→ **Challenge**
Locate the string "name" in the listing below. Copy every line where it is found.

━━━━━ Record excerpts ━━━━━

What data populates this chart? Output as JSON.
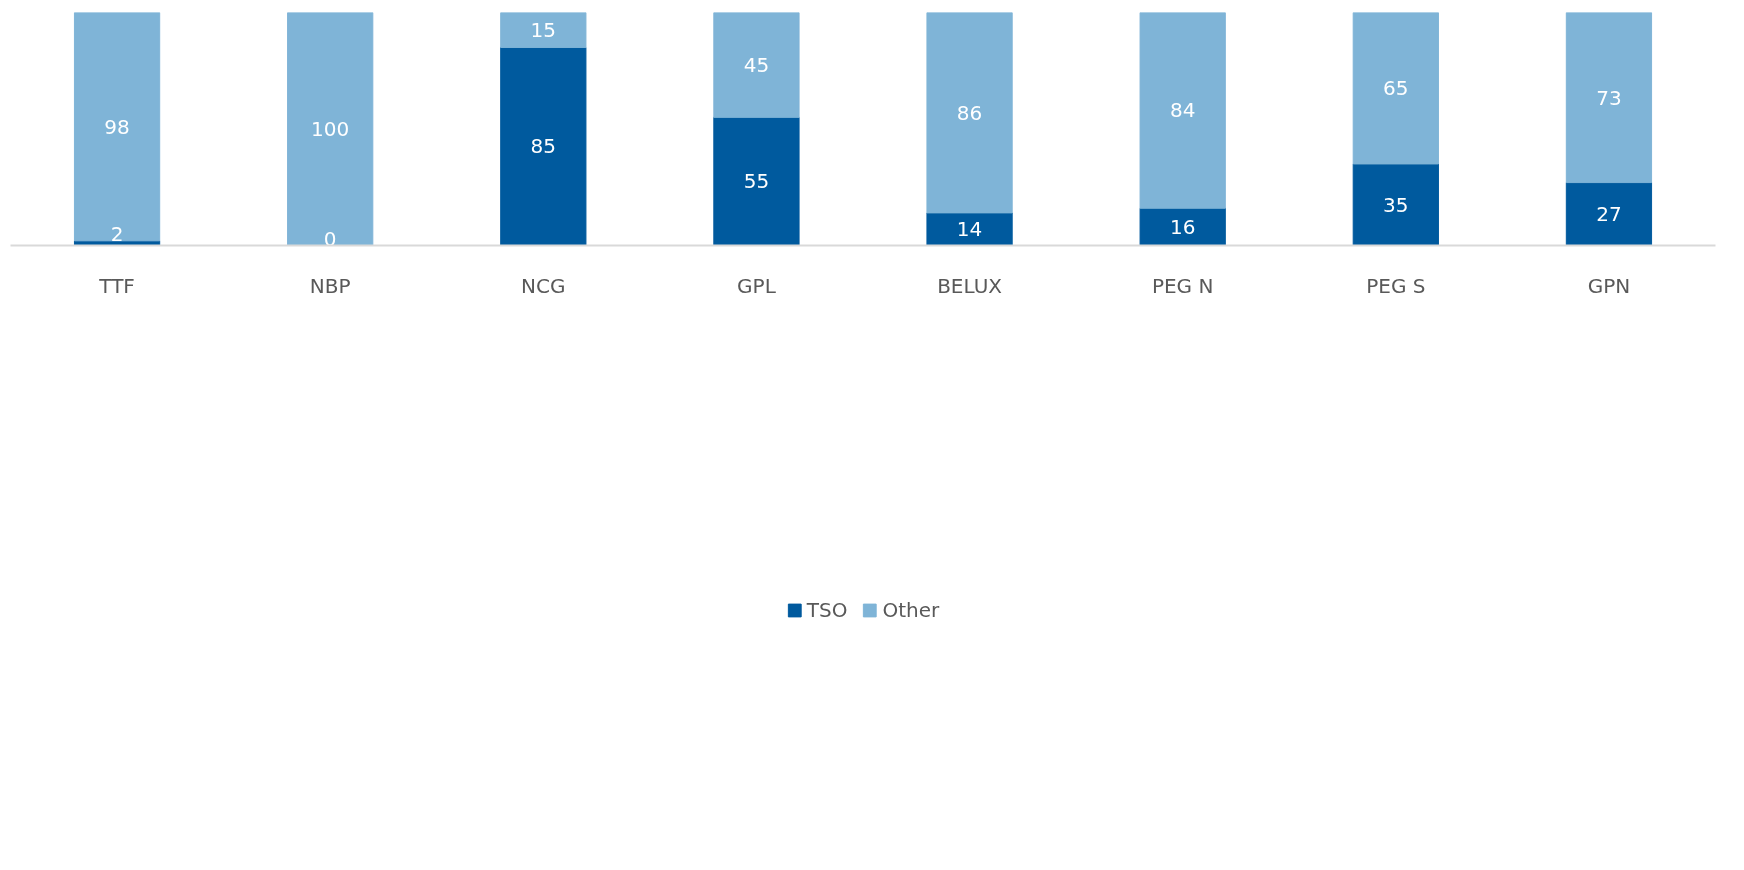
{
  "chart_data": {
    "type": "bar",
    "stacked": true,
    "categories": [
      "TTF",
      "NBP",
      "NCG",
      "GPL",
      "BELUX",
      "PEG N",
      "PEG S",
      "GPN"
    ],
    "series": [
      {
        "name": "TSO",
        "color": "#005a9e",
        "values": [
          2,
          0,
          85,
          55,
          14,
          16,
          35,
          27
        ]
      },
      {
        "name": "Other",
        "color": "#7fb4d7",
        "values": [
          98,
          100,
          15,
          45,
          86,
          84,
          65,
          73
        ]
      }
    ],
    "ylim": [
      0,
      100
    ],
    "tick_labels": "x",
    "data_labels": true,
    "legend": "bottom",
    "grid": false
  }
}
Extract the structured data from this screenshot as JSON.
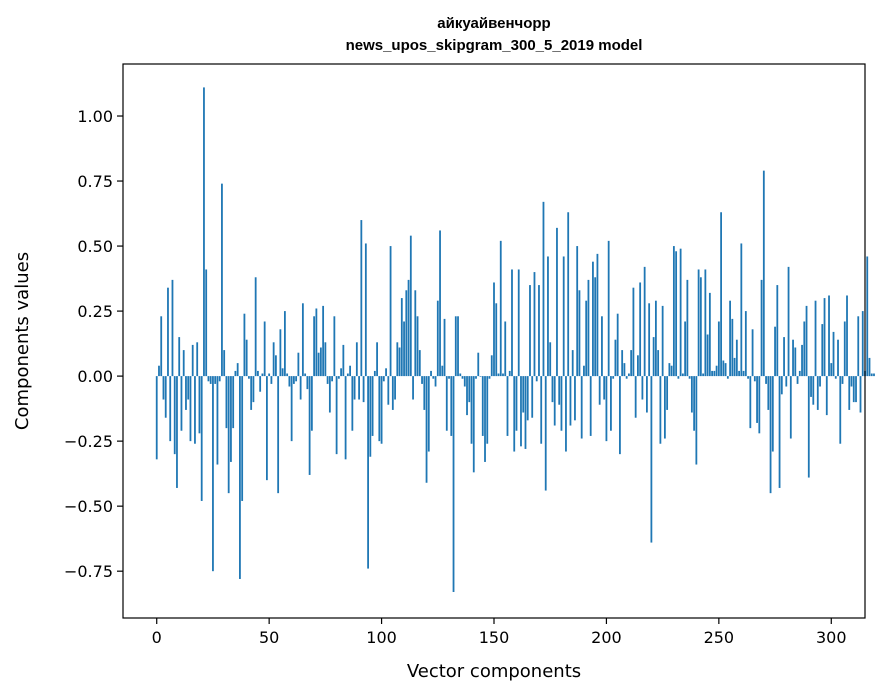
{
  "chart_data": {
    "type": "bar",
    "title": "айкуайвенчорр",
    "subtitle": "news_upos_skipgram_300_5_2019 model",
    "xlabel": "Vector components",
    "ylabel": "Components values",
    "xlim": [
      -15,
      315
    ],
    "ylim": [
      -0.93,
      1.2
    ],
    "xticks": [
      0,
      50,
      100,
      150,
      200,
      250,
      300
    ],
    "xtick_labels": [
      "0",
      "50",
      "100",
      "150",
      "200",
      "250",
      "300"
    ],
    "yticks": [
      1.0,
      0.75,
      0.5,
      0.25,
      0.0,
      -0.25,
      -0.5,
      -0.75
    ],
    "ytick_labels": [
      "1.00",
      "0.75",
      "0.50",
      "0.25",
      "0.00",
      "−0.25",
      "−0.50",
      "−0.75"
    ],
    "bar_color": "#1f77b4",
    "grid": false,
    "values": [
      -0.32,
      0.04,
      0.23,
      -0.09,
      -0.16,
      0.34,
      -0.25,
      0.37,
      -0.3,
      -0.43,
      0.15,
      -0.21,
      0.1,
      -0.13,
      -0.09,
      -0.25,
      0.12,
      -0.26,
      0.13,
      -0.22,
      -0.48,
      1.11,
      0.41,
      -0.02,
      -0.03,
      -0.75,
      -0.03,
      -0.34,
      -0.02,
      0.74,
      0.1,
      -0.2,
      -0.45,
      -0.33,
      -0.2,
      0.02,
      0.05,
      -0.78,
      -0.48,
      0.24,
      0.14,
      -0.01,
      -0.13,
      -0.1,
      0.38,
      0.02,
      -0.06,
      0.01,
      0.21,
      -0.4,
      0.01,
      -0.03,
      0.13,
      0.08,
      -0.45,
      0.18,
      0.03,
      0.25,
      0.01,
      -0.04,
      -0.25,
      -0.03,
      -0.02,
      0.09,
      -0.09,
      0.28,
      0.01,
      -0.05,
      -0.38,
      -0.21,
      0.23,
      0.26,
      0.09,
      0.11,
      0.27,
      0.13,
      -0.03,
      -0.14,
      -0.02,
      0.23,
      -0.3,
      -0.01,
      0.03,
      0.12,
      -0.32,
      0.01,
      0.04,
      -0.21,
      -0.09,
      0.13,
      -0.09,
      0.6,
      -0.1,
      0.51,
      -0.74,
      -0.31,
      -0.23,
      0.02,
      0.13,
      -0.25,
      -0.26,
      -0.02,
      0.03,
      -0.11,
      0.5,
      -0.13,
      -0.09,
      0.13,
      0.11,
      0.3,
      0.21,
      0.33,
      0.37,
      0.54,
      -0.09,
      0.33,
      0.23,
      0.1,
      -0.03,
      -0.13,
      -0.41,
      -0.29,
      0.02,
      -0.01,
      -0.04,
      0.29,
      0.56,
      0.04,
      0.22,
      -0.21,
      -0.01,
      -0.23,
      -0.83,
      0.23,
      0.23,
      0.01,
      -0.01,
      -0.04,
      -0.15,
      -0.1,
      -0.26,
      -0.37,
      -0.01,
      0.09,
      0.0,
      -0.23,
      -0.33,
      -0.26,
      -0.01,
      0.08,
      0.36,
      0.28,
      0.01,
      0.52,
      0.01,
      0.21,
      -0.23,
      0.02,
      0.41,
      -0.29,
      -0.21,
      0.41,
      -0.27,
      -0.14,
      -0.28,
      -0.17,
      0.35,
      -0.16,
      0.4,
      -0.02,
      0.35,
      -0.26,
      0.67,
      -0.44,
      0.46,
      0.13,
      -0.1,
      -0.19,
      0.57,
      -0.11,
      -0.21,
      0.46,
      -0.29,
      0.63,
      -0.19,
      0.1,
      -0.17,
      0.5,
      0.33,
      -0.24,
      0.04,
      0.29,
      0.37,
      -0.23,
      0.44,
      0.38,
      0.47,
      -0.11,
      0.23,
      -0.09,
      -0.25,
      0.52,
      -0.21,
      -0.01,
      0.14,
      0.24,
      -0.3,
      0.1,
      0.05,
      -0.01,
      0.01,
      0.1,
      0.34,
      -0.16,
      0.08,
      0.36,
      -0.09,
      0.42,
      -0.14,
      0.28,
      -0.64,
      0.15,
      0.29,
      0.1,
      -0.26,
      0.27,
      -0.24,
      -0.13,
      0.05,
      0.04,
      0.5,
      0.48,
      -0.01,
      0.49,
      0.01,
      0.21,
      0.37,
      -0.01,
      -0.14,
      -0.21,
      -0.34,
      0.41,
      0.38,
      0.01,
      0.41,
      0.16,
      0.32,
      0.02,
      0.02,
      0.04,
      0.21,
      0.63,
      0.06,
      0.05,
      -0.01,
      0.29,
      0.22,
      0.07,
      0.14,
      0.02,
      0.51,
      0.02,
      0.25,
      -0.01,
      -0.2,
      0.18,
      -0.02,
      -0.18,
      -0.22,
      0.37,
      0.79,
      -0.03,
      -0.13,
      -0.45,
      -0.29,
      0.19,
      0.35,
      -0.43,
      -0.07,
      0.15,
      -0.04,
      0.42,
      -0.24,
      0.14,
      0.11,
      -0.03,
      0.02,
      0.12,
      0.21,
      0.27,
      -0.39,
      -0.08,
      -0.11,
      0.29,
      -0.13,
      -0.04,
      0.2,
      0.3,
      -0.15,
      0.31,
      0.05,
      0.17,
      -0.01,
      0.14,
      -0.26,
      -0.03,
      0.21,
      0.31,
      -0.13,
      -0.04,
      -0.1,
      -0.1,
      0.23,
      -0.14,
      0.25,
      0.02,
      0.46,
      0.07,
      0.01,
      0.01
    ]
  }
}
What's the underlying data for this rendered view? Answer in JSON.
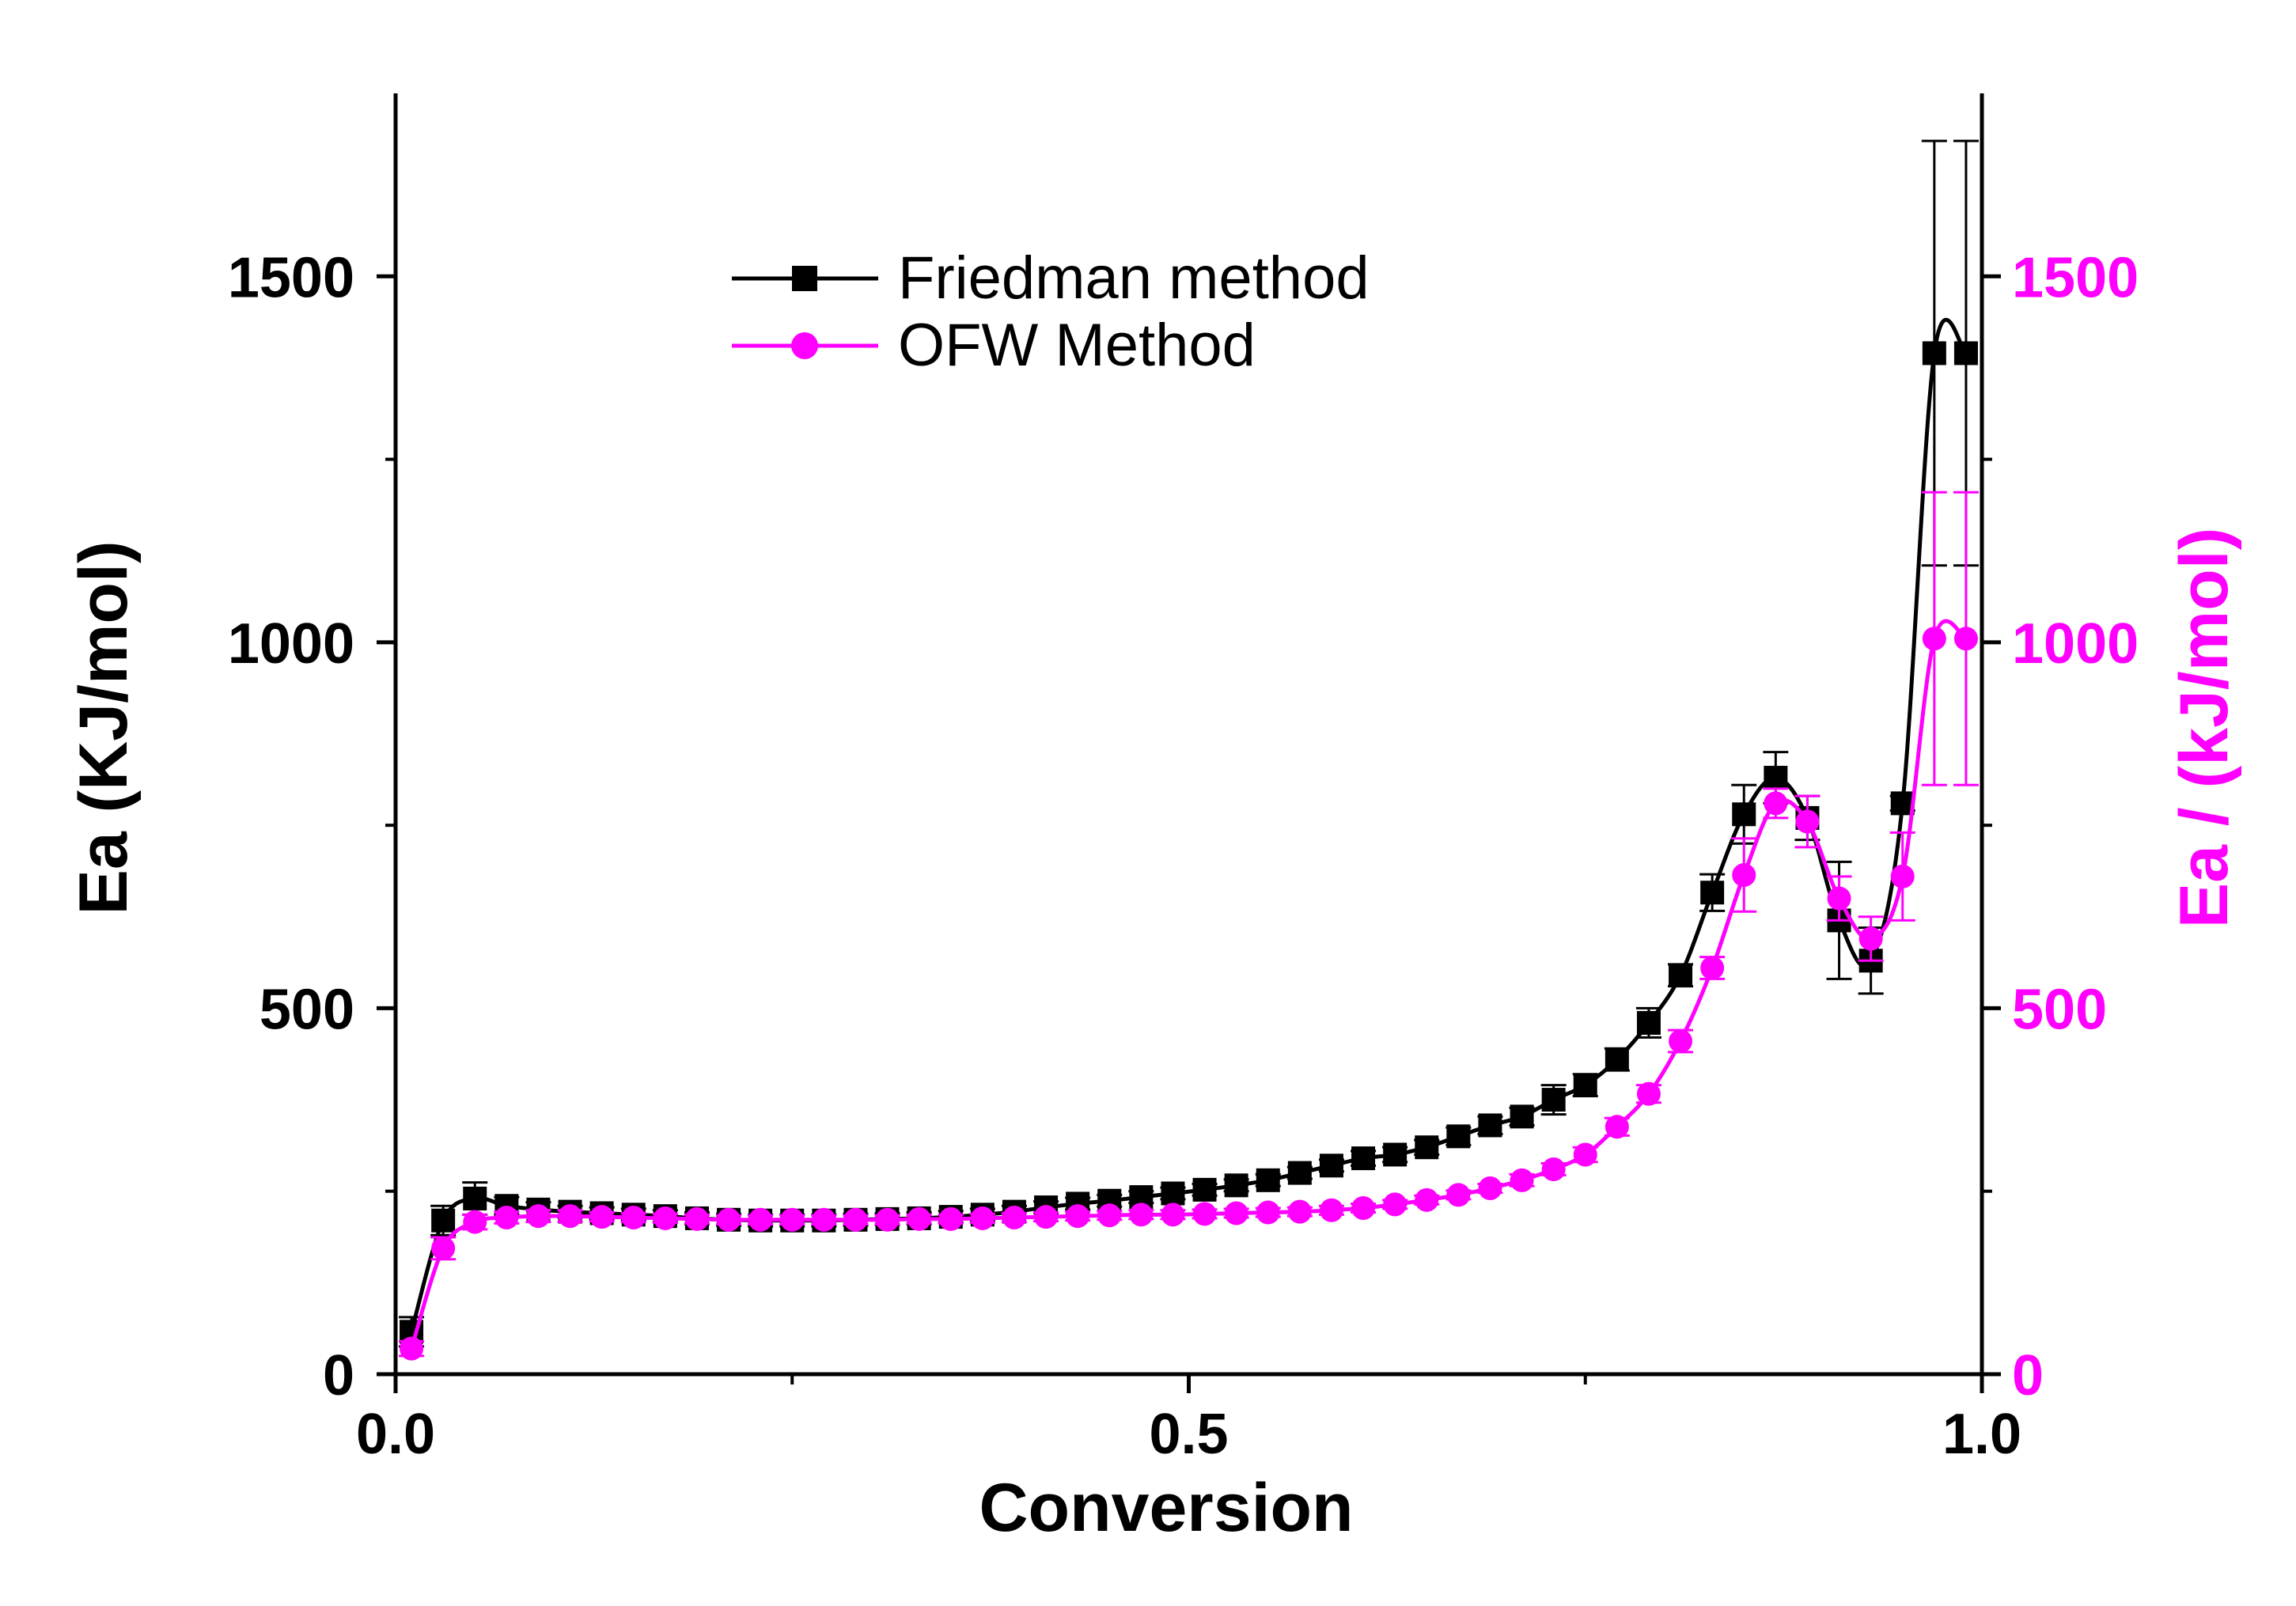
{
  "chart_data": {
    "type": "line",
    "title": "",
    "xlabel": "Conversion",
    "ylabel": "Ea (KJ/mol)",
    "ylabel_right": "Ea / (kJ/mol)",
    "xlim": [
      0.0,
      1.0
    ],
    "ylim": [
      0,
      1750
    ],
    "ylim_right": [
      0,
      1750
    ],
    "x_ticks": [
      "0.0",
      "0.5",
      "1.0"
    ],
    "x_tick_values": [
      0.0,
      0.5,
      1.0
    ],
    "y_ticks": [
      "0",
      "500",
      "1000",
      "1500"
    ],
    "y_tick_values": [
      0,
      500,
      1000,
      1500
    ],
    "y_ticks_right": [
      "0",
      "500",
      "1000",
      "1500"
    ],
    "legend_placement": "top-center",
    "colors": {
      "friedman": "#000000",
      "ofw": "#ff00ff",
      "axis": "#000000"
    },
    "x": [
      0.01,
      0.03,
      0.05,
      0.07,
      0.09,
      0.11,
      0.13,
      0.15,
      0.17,
      0.19,
      0.21,
      0.23,
      0.25,
      0.27,
      0.29,
      0.31,
      0.33,
      0.35,
      0.37,
      0.39,
      0.41,
      0.43,
      0.45,
      0.47,
      0.49,
      0.51,
      0.53,
      0.55,
      0.57,
      0.59,
      0.61,
      0.63,
      0.65,
      0.67,
      0.69,
      0.71,
      0.73,
      0.75,
      0.77,
      0.79,
      0.81,
      0.83,
      0.85,
      0.87,
      0.89,
      0.91,
      0.93,
      0.95,
      0.97,
      0.99
    ],
    "series": [
      {
        "name": "Friedman method",
        "marker": "square",
        "color": "#000000",
        "values": [
          58,
          210,
          240,
          230,
          225,
          222,
          220,
          218,
          216,
          213,
          211,
          210,
          210,
          210,
          211,
          212,
          213,
          215,
          218,
          222,
          228,
          233,
          237,
          242,
          247,
          252,
          258,
          265,
          275,
          285,
          295,
          300,
          310,
          325,
          340,
          352,
          375,
          395,
          430,
          480,
          545,
          658,
          765,
          815,
          760,
          620,
          565,
          780,
          1395,
          1395
        ],
        "errors": [
          20,
          20,
          22,
          12,
          10,
          8,
          8,
          8,
          8,
          8,
          8,
          8,
          8,
          8,
          8,
          8,
          8,
          8,
          8,
          8,
          8,
          8,
          8,
          8,
          8,
          8,
          8,
          8,
          8,
          8,
          10,
          10,
          10,
          12,
          12,
          12,
          20,
          15,
          15,
          20,
          15,
          25,
          40,
          35,
          30,
          80,
          45,
          10,
          290,
          290
        ]
      },
      {
        "name": "OFW Method",
        "marker": "circle",
        "color": "#ff00ff",
        "values": [
          35,
          172,
          208,
          214,
          216,
          216,
          215,
          214,
          213,
          212,
          211,
          211,
          211,
          211,
          211,
          211,
          212,
          212,
          213,
          214,
          215,
          216,
          217,
          218,
          218,
          219,
          220,
          221,
          222,
          224,
          227,
          232,
          238,
          245,
          254,
          265,
          280,
          300,
          338,
          383,
          455,
          555,
          682,
          780,
          755,
          650,
          595,
          680,
          1005,
          1005
        ],
        "errors": [
          10,
          15,
          10,
          8,
          8,
          8,
          6,
          6,
          6,
          6,
          6,
          6,
          6,
          6,
          6,
          6,
          6,
          6,
          6,
          6,
          6,
          6,
          6,
          6,
          6,
          6,
          6,
          6,
          6,
          6,
          6,
          6,
          6,
          6,
          6,
          8,
          8,
          10,
          12,
          12,
          15,
          15,
          50,
          20,
          35,
          30,
          30,
          60,
          200,
          200
        ]
      }
    ]
  }
}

━━━━━

→ **Final answer**
        "name": "TSO",
        "name": "Other",
        "name": "Friedman method",
        "name": "OFW Method",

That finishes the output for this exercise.